▶ [TASK TO CARRY OUT]: Count how many lines hold the string "title". Answer with that number and nothing more.

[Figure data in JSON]
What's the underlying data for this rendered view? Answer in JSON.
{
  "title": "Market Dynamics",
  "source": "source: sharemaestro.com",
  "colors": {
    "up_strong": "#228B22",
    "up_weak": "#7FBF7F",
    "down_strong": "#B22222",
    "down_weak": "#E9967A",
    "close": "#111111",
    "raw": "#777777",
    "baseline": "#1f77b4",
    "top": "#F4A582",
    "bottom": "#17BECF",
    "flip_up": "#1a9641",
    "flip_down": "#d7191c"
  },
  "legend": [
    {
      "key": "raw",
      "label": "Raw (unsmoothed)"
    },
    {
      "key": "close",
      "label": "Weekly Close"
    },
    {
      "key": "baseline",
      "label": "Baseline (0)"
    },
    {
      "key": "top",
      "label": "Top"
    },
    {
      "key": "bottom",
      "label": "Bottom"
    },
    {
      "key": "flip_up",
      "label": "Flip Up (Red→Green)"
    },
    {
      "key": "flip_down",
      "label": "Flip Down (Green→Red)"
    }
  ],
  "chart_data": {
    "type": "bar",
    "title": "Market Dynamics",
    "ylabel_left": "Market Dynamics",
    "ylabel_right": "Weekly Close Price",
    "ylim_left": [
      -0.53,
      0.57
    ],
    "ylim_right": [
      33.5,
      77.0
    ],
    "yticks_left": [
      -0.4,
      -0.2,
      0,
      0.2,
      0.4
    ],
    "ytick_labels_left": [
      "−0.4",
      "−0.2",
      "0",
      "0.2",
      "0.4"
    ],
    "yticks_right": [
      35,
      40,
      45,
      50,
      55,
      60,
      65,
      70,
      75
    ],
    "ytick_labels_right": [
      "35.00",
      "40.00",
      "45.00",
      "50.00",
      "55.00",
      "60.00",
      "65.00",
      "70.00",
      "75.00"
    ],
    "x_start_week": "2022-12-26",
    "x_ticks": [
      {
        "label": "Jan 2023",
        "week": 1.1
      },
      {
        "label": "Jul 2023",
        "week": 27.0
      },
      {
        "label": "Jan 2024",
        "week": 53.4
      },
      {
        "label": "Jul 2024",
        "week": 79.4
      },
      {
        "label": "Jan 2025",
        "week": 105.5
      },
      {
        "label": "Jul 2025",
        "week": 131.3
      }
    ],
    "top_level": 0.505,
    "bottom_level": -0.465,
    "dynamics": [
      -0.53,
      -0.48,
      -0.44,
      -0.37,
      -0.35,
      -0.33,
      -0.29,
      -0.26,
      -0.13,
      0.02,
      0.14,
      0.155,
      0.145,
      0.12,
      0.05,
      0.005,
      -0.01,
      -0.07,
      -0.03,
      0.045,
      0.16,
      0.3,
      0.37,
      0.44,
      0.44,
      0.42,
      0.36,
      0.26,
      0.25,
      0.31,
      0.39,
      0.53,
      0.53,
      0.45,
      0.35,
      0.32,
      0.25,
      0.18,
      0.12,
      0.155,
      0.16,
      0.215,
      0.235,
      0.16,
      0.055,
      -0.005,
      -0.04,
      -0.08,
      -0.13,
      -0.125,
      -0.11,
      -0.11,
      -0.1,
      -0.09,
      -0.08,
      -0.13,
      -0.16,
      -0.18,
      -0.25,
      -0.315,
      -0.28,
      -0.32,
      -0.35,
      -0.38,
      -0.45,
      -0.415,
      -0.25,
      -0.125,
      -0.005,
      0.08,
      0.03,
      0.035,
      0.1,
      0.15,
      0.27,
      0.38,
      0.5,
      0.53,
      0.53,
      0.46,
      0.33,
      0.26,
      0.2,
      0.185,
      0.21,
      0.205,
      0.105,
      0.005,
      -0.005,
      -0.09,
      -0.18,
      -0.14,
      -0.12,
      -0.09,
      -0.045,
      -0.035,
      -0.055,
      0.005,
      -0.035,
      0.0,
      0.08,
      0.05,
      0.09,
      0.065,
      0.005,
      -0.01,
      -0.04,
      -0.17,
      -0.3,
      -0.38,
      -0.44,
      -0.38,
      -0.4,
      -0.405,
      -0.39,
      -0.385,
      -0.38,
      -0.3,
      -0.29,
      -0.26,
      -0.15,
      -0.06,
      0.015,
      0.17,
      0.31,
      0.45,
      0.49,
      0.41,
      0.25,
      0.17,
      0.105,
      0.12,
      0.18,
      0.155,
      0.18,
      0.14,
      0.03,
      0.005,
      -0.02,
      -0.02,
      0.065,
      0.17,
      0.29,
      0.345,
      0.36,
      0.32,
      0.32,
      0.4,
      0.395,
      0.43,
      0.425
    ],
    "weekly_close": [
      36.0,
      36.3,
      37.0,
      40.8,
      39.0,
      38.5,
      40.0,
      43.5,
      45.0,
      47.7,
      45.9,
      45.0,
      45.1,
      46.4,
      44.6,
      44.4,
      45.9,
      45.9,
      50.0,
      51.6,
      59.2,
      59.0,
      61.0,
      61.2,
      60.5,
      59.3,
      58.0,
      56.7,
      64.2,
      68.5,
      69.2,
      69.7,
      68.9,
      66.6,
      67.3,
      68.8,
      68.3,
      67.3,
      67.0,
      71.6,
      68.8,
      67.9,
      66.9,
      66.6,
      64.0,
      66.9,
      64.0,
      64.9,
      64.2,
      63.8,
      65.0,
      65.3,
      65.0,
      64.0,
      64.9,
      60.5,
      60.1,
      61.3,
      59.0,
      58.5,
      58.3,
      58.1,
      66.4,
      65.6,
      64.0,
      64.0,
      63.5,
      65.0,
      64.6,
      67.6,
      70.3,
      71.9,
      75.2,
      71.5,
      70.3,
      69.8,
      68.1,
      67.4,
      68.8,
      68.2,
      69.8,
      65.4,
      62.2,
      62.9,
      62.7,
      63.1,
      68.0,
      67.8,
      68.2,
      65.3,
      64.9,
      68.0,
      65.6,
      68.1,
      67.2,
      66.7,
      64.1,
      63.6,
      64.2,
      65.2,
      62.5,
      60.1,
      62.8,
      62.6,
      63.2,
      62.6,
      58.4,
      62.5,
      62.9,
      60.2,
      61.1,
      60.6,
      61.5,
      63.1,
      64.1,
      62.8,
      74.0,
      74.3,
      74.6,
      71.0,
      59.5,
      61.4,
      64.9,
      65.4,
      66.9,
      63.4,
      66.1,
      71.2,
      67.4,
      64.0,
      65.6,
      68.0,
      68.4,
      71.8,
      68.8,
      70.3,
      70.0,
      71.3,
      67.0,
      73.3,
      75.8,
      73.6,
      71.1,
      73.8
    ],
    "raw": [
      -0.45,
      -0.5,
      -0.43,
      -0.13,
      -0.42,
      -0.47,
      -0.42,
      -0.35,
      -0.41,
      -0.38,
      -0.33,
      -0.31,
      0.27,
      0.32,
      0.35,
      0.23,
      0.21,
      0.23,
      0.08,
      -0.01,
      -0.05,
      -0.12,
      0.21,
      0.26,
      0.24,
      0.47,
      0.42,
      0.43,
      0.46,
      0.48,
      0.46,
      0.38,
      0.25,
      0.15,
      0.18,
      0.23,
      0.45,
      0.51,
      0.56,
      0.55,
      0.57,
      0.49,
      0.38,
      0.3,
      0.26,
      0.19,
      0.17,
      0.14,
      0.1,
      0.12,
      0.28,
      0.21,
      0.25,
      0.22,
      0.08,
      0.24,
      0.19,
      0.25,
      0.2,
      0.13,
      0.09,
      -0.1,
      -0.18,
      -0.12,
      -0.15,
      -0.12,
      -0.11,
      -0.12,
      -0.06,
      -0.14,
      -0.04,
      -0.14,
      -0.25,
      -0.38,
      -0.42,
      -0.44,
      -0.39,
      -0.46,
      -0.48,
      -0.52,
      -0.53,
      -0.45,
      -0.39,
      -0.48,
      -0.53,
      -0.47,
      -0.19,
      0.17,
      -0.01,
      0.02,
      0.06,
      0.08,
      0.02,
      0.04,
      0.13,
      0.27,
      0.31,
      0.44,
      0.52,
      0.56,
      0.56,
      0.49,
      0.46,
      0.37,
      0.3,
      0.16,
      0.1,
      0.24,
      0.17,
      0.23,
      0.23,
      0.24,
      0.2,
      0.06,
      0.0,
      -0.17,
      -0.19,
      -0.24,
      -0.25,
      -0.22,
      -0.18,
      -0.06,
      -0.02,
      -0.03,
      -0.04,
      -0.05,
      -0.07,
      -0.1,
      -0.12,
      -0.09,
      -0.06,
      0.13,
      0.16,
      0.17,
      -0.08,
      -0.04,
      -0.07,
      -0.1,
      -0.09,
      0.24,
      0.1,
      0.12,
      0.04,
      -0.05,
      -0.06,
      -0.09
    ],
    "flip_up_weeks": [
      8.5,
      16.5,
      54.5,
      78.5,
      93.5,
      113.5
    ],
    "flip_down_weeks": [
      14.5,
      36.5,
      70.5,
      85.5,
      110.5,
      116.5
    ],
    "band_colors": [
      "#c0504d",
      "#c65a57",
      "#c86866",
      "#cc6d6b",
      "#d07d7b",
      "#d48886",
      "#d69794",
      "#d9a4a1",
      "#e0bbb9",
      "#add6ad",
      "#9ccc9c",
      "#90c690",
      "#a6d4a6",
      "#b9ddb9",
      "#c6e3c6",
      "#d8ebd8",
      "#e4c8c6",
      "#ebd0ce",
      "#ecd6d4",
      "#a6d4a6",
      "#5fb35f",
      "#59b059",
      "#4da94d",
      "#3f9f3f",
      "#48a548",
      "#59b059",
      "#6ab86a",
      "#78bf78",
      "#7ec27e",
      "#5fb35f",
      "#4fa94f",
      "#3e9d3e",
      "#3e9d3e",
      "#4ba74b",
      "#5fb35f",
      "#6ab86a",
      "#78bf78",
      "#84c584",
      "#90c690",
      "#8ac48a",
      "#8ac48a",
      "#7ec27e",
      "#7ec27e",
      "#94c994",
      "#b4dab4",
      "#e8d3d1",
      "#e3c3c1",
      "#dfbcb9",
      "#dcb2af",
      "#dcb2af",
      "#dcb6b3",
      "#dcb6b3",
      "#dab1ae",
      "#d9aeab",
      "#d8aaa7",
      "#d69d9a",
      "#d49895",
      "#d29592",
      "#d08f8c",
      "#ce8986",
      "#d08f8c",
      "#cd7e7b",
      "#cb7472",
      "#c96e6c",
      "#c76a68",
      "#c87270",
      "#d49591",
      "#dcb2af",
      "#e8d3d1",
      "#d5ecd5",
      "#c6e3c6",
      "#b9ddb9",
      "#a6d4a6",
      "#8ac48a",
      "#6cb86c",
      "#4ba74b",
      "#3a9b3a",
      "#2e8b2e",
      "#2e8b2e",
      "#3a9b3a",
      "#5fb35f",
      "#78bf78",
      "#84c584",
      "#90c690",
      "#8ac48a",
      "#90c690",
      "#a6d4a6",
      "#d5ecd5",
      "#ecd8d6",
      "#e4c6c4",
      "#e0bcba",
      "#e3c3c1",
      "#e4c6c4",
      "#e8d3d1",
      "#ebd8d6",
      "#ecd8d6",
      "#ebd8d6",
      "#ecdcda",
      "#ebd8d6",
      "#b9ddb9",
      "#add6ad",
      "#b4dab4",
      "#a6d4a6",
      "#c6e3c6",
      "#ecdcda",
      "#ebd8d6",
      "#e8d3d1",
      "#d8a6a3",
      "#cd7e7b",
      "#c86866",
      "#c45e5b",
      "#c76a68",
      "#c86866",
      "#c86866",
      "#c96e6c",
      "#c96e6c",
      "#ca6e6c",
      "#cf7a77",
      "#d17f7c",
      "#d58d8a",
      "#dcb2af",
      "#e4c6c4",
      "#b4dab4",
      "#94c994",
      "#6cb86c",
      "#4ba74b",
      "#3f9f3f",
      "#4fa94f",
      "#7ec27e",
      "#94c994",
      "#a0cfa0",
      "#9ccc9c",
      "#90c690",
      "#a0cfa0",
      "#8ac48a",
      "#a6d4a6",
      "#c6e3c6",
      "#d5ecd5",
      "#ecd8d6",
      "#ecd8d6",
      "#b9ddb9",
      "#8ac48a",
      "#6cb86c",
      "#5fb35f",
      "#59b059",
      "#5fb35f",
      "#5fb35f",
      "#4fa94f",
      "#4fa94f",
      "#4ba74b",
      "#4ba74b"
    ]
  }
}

▶ [RESULT]: 2